What you should do. Find "Output a JSON" in the material below, then copy that line and every subsequent line to the end, exactly.

★ ★ ★ ★ ★ ★ ★

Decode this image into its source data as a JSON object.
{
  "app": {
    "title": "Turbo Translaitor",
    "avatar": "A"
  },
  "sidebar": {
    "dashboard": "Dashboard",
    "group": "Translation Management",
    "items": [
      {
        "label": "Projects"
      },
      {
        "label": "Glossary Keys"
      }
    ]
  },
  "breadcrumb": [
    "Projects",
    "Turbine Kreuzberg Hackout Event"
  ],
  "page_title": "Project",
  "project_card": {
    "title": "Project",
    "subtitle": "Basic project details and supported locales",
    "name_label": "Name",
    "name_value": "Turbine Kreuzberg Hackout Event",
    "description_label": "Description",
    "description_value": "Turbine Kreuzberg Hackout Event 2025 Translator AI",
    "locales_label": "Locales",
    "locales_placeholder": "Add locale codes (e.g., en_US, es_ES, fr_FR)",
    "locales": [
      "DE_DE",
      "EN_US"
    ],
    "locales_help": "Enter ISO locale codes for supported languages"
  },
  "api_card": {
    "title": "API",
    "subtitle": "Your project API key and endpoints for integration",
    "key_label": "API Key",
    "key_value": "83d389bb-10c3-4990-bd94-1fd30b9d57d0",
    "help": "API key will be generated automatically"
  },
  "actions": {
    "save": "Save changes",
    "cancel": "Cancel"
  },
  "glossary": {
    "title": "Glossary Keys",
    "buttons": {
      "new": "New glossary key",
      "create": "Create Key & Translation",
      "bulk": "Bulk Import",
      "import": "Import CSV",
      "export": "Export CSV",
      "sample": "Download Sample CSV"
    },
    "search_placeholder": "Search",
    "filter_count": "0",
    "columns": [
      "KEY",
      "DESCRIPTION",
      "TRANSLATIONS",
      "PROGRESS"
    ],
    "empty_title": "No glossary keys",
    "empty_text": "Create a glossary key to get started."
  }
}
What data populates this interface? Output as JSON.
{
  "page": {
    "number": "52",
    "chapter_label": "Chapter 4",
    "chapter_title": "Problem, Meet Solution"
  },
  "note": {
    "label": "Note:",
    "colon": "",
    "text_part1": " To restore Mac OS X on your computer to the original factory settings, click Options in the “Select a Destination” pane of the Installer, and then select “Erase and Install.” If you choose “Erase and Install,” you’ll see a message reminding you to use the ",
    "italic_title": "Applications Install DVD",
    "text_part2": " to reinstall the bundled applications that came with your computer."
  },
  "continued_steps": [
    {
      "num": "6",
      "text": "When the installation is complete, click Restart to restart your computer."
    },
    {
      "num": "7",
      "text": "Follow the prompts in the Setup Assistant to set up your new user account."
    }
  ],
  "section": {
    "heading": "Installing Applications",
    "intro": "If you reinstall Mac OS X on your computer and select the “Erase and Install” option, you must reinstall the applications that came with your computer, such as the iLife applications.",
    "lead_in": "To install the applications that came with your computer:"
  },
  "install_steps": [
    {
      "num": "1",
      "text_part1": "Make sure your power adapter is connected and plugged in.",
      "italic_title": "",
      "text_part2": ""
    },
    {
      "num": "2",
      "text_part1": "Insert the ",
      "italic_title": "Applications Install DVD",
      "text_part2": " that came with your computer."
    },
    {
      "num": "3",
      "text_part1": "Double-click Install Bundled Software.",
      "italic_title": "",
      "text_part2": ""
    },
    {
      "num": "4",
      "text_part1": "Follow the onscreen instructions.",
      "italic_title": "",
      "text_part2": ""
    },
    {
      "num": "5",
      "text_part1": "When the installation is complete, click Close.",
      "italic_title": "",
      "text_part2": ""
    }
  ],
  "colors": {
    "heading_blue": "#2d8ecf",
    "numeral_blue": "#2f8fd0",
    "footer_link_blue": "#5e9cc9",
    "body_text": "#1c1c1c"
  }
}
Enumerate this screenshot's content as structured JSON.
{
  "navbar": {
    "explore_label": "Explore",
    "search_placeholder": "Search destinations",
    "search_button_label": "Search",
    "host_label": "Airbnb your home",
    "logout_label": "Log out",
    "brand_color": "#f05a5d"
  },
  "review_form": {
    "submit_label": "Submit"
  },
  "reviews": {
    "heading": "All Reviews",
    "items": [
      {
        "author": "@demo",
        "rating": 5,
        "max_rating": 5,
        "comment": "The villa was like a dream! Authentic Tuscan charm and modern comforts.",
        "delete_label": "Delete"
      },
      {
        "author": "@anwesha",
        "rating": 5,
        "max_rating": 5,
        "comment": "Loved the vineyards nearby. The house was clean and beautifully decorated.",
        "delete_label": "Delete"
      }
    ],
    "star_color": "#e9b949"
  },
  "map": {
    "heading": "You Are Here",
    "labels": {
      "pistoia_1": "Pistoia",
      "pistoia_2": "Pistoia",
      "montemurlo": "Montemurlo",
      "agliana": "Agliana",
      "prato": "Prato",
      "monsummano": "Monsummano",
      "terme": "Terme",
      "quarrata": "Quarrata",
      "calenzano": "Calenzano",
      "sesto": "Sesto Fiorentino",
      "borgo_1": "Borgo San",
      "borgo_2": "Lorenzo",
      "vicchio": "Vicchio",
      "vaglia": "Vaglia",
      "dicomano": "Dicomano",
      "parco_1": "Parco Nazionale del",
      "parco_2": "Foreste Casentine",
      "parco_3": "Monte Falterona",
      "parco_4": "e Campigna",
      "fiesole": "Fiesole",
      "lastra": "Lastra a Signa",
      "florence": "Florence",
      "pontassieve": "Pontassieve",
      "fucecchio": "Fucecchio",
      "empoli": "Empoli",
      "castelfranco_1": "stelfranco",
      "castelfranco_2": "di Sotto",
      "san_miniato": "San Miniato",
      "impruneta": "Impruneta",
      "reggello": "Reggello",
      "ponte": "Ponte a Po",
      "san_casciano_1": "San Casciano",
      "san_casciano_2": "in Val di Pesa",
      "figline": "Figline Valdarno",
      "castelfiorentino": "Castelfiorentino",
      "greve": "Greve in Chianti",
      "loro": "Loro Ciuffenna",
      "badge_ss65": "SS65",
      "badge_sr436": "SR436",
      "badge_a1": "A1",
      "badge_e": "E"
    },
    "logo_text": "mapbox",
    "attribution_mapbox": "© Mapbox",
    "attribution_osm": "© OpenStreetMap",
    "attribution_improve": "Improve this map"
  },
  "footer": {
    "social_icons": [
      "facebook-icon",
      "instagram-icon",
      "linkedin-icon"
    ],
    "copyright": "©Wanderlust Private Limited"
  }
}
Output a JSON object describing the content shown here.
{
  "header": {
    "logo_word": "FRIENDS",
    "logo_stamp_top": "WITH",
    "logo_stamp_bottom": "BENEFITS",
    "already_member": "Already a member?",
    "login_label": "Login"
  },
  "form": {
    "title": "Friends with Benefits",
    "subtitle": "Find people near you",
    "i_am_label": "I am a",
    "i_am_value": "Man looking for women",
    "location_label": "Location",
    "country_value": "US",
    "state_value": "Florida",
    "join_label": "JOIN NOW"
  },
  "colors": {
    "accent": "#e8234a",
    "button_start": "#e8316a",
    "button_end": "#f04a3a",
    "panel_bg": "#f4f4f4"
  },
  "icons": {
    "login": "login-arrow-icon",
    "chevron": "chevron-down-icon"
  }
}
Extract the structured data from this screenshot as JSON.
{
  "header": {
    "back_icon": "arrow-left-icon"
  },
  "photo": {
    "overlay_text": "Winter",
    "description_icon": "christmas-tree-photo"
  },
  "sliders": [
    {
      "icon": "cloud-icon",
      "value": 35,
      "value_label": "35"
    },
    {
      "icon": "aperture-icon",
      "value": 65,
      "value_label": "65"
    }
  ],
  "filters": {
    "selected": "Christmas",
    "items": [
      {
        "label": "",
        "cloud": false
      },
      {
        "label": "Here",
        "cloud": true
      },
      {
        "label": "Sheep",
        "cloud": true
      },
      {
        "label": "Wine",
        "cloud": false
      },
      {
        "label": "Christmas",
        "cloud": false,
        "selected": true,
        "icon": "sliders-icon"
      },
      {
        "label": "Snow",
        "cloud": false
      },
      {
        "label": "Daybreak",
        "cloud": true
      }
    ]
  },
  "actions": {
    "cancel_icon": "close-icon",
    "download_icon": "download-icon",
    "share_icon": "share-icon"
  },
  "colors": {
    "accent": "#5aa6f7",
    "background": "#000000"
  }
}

★ ★ ★ ★ ★ ★ ★

Output of the exercise.
Output a JSON object describing the content shown here.
{
  "header": {
    "logo_word": "FRIENDS",
    "logo_stamp_top": "WITH",
    "logo_stamp_bottom": "BENEFITS",
    "already_member": "Already a member?",
    "login_label": "Login"
  },
  "form": {
    "title": "Friends with Benefits",
    "subtitle": "Find people near you",
    "i_am_label": "I am a",
    "i_am_value": "Man looking for women",
    "location_label": "Location",
    "country_value": "US",
    "state_value": "Florida",
    "join_label": "JOIN NOW"
  },
  "colors": {
    "accent": "#e8234a",
    "button_start": "#e8316a",
    "button_end": "#f04a3a",
    "panel_bg": "#f4f4f4"
  },
  "icons": {
    "login": "login-arrow-icon",
    "chevron": "chevron-down-icon"
  }
}
Extract the structured data from this screenshot as JSON.
{
  "header": {
    "back_icon": "arrow-left-icon"
  },
  "photo": {
    "overlay_text": "Winter",
    "description_icon": "christmas-tree-photo"
  },
  "sliders": [
    {
      "icon": "cloud-icon",
      "value": 35,
      "value_label": "35"
    },
    {
      "icon": "aperture-icon",
      "value": 65,
      "value_label": "65"
    }
  ],
  "filters": {
    "selected": "Christmas",
    "items": [
      {
        "label": "",
        "cloud": false
      },
      {
        "label": "Here",
        "cloud": true
      },
      {
        "label": "Sheep",
        "cloud": true
      },
      {
        "label": "Wine",
        "cloud": false
      },
      {
        "label": "Christmas",
        "cloud": false,
        "selected": true,
        "icon": "sliders-icon"
      },
      {
        "label": "Snow",
        "cloud": false
      },
      {
        "label": "Daybreak",
        "cloud": true
      }
    ]
  },
  "actions": {
    "cancel_icon": "close-icon",
    "download_icon": "download-icon",
    "share_icon": "share-icon"
  },
  "colors": {
    "accent": "#5aa6f7",
    "background": "#000000"
  }
}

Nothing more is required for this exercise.